-- WORK REQUIRED --
Transcribe each record exactly. Include every one.
**** DATA EXCERPTS
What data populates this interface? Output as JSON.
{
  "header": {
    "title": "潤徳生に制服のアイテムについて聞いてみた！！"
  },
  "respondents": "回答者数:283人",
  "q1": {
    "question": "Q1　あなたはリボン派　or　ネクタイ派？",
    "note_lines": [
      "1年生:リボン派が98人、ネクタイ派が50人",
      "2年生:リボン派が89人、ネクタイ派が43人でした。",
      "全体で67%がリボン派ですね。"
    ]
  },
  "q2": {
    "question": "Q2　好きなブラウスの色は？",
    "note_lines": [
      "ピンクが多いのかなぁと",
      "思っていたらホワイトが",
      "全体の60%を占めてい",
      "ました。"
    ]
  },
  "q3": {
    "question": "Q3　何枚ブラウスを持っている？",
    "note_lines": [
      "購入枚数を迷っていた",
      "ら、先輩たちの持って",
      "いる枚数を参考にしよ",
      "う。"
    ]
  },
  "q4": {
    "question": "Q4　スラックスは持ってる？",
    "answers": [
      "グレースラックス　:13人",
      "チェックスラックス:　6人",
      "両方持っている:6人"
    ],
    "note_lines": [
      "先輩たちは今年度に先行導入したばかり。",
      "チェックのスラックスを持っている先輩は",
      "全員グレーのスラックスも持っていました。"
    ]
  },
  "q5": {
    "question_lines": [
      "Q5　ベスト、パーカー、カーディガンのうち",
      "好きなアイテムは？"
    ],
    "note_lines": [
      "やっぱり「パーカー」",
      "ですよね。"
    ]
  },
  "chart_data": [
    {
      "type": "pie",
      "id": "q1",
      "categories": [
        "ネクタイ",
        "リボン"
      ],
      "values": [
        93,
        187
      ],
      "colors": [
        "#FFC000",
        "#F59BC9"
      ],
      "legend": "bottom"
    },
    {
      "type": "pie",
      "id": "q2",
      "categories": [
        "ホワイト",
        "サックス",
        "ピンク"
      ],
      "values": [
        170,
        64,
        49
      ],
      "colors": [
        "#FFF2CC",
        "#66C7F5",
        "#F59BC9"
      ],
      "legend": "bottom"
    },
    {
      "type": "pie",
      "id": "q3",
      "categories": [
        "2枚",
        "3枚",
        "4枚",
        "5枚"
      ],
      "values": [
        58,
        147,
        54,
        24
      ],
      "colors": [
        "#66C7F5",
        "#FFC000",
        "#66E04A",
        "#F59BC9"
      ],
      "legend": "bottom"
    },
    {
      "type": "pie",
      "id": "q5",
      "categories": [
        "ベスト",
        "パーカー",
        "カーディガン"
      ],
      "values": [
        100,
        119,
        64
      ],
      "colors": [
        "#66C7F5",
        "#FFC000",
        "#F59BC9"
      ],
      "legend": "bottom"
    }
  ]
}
********
-- RESPONSE BELOW --
What data populates this interface? Output as JSON.
{
  "header": {
    "title": "潤徳生に制服のアイテムについて聞いてみた！！"
  },
  "respondents": "回答者数:283人",
  "q1": {
    "question": "Q1　あなたはリボン派　or　ネクタイ派？",
    "note_lines": [
      "1年生:リボン派が98人、ネクタイ派が50人",
      "2年生:リボン派が89人、ネクタイ派が43人でした。",
      "全体で67%がリボン派ですね。"
    ]
  },
  "q2": {
    "question": "Q2　好きなブラウスの色は？",
    "note_lines": [
      "ピンクが多いのかなぁと",
      "思っていたらホワイトが",
      "全体の60%を占めてい",
      "ました。"
    ]
  },
  "q3": {
    "question": "Q3　何枚ブラウスを持っている？",
    "note_lines": [
      "購入枚数を迷っていた",
      "ら、先輩たちの持って",
      "いる枚数を参考にしよ",
      "う。"
    ]
  },
  "q4": {
    "question": "Q4　スラックスは持ってる？",
    "answers": [
      "グレースラックス　:13人",
      "チェックスラックス:　6人",
      "両方持っている:6人"
    ],
    "note_lines": [
      "先輩たちは今年度に先行導入したばかり。",
      "チェックのスラックスを持っている先輩は",
      "全員グレーのスラックスも持っていました。"
    ]
  },
  "q5": {
    "question_lines": [
      "Q5　ベスト、パーカー、カーディガンのうち",
      "好きなアイテムは？"
    ],
    "note_lines": [
      "やっぱり「パーカー」",
      "ですよね。"
    ]
  },
  "chart_data": [
    {
      "type": "pie",
      "id": "q1",
      "categories": [
        "ネクタイ",
        "リボン"
      ],
      "values": [
        93,
        187
      ],
      "colors": [
        "#FFC000",
        "#F59BC9"
      ],
      "legend": "bottom"
    },
    {
      "type": "pie",
      "id": "q2",
      "categories": [
        "ホワイト",
        "サックス",
        "ピンク"
      ],
      "values": [
        170,
        64,
        49
      ],
      "colors": [
        "#FFF2CC",
        "#66C7F5",
        "#F59BC9"
      ],
      "legend": "bottom"
    },
    {
      "type": "pie",
      "id": "q3",
      "categories": [
        "2枚",
        "3枚",
        "4枚",
        "5枚"
      ],
      "values": [
        58,
        147,
        54,
        24
      ],
      "colors": [
        "#66C7F5",
        "#FFC000",
        "#66E04A",
        "#F59BC9"
      ],
      "legend": "bottom"
    },
    {
      "type": "pie",
      "id": "q5",
      "categories": [
        "ベスト",
        "パーカー",
        "カーディガン"
      ],
      "values": [
        100,
        119,
        64
      ],
      "colors": [
        "#66C7F5",
        "#FFC000",
        "#F59BC9"
      ],
      "legend": "bottom"
    }
  ]
}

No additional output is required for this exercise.